**Job:**
Your task is to output all the records below, word for word.

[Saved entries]

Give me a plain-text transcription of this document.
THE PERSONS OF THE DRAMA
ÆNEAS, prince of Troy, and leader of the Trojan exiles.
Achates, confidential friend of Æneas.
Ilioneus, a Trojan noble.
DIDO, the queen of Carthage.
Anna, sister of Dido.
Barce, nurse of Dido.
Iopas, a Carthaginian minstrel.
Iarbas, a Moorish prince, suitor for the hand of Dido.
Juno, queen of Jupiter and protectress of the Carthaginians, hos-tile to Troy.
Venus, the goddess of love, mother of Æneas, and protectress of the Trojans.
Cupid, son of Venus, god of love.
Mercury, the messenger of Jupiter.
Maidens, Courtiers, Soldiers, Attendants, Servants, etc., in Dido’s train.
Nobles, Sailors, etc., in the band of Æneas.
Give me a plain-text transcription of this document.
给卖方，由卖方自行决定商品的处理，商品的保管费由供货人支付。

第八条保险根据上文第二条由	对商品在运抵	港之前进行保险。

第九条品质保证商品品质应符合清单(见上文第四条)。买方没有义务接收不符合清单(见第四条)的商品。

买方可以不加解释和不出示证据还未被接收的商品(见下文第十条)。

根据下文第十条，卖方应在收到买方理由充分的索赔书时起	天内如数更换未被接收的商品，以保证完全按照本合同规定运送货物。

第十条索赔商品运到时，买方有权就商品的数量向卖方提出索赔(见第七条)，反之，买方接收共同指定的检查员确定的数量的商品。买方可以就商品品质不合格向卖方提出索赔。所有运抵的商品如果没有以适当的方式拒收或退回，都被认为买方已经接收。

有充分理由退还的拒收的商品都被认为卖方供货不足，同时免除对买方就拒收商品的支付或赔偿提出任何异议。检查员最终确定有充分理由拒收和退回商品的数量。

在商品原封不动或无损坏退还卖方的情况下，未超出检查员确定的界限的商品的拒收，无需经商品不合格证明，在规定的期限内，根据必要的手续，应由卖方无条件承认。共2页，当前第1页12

**Task output:**
Give me a plain-text transcription of this document.
THE PERSONS OF THE DRAMA
ÆNEAS, prince of Troy, and leader of the Trojan exiles.
Achates, confidential friend of Æneas.
Ilioneus, a Trojan noble.
DIDO, the queen of Carthage.
Anna, sister of Dido.
Barce, nurse of Dido.
Iopas, a Carthaginian minstrel.
Iarbas, a Moorish prince, suitor for the hand of Dido.
Juno, queen of Jupiter and protectress of the Carthaginians, hos-tile to Troy.
Venus, the goddess of love, mother of Æneas, and protectress of the Trojans.
Cupid, son of Venus, god of love.
Mercury, the messenger of Jupiter.
Maidens, Courtiers, Soldiers, Attendants, Servants, etc., in Dido’s train.
Nobles, Sailors, etc., in the band of Æneas.
Give me a plain-text transcription of this document.
给卖方，由卖方自行决定商品的处理，商品的保管费由供货人支付。

第八条保险根据上文第二条由	对商品在运抵	港之前进行保险。

第九条品质保证商品品质应符合清单(见上文第四条)。买方没有义务接收不符合清单(见第四条)的商品。

买方可以不加解释和不出示证据还未被接收的商品(见下文第十条)。

根据下文第十条，卖方应在收到买方理由充分的索赔书时起	天内如数更换未被接收的商品，以保证完全按照本合同规定运送货物。

第十条索赔商品运到时，买方有权就商品的数量向卖方提出索赔(见第七条)，反之，买方接收共同指定的检查员确定的数量的商品。买方可以就商品品质不合格向卖方提出索赔。所有运抵的商品如果没有以适当的方式拒收或退回，都被认为买方已经接收。

有充分理由退还的拒收的商品都被认为卖方供货不足，同时免除对买方就拒收商品的支付或赔偿提出任何异议。检查员最终确定有充分理由拒收和退回商品的数量。

在商品原封不动或无损坏退还卖方的情况下，未超出检查员确定的界限的商品的拒收，无需经商品不合格证明，在规定的期限内，根据必要的手续，应由卖方无条件承认。共2页，当前第1页12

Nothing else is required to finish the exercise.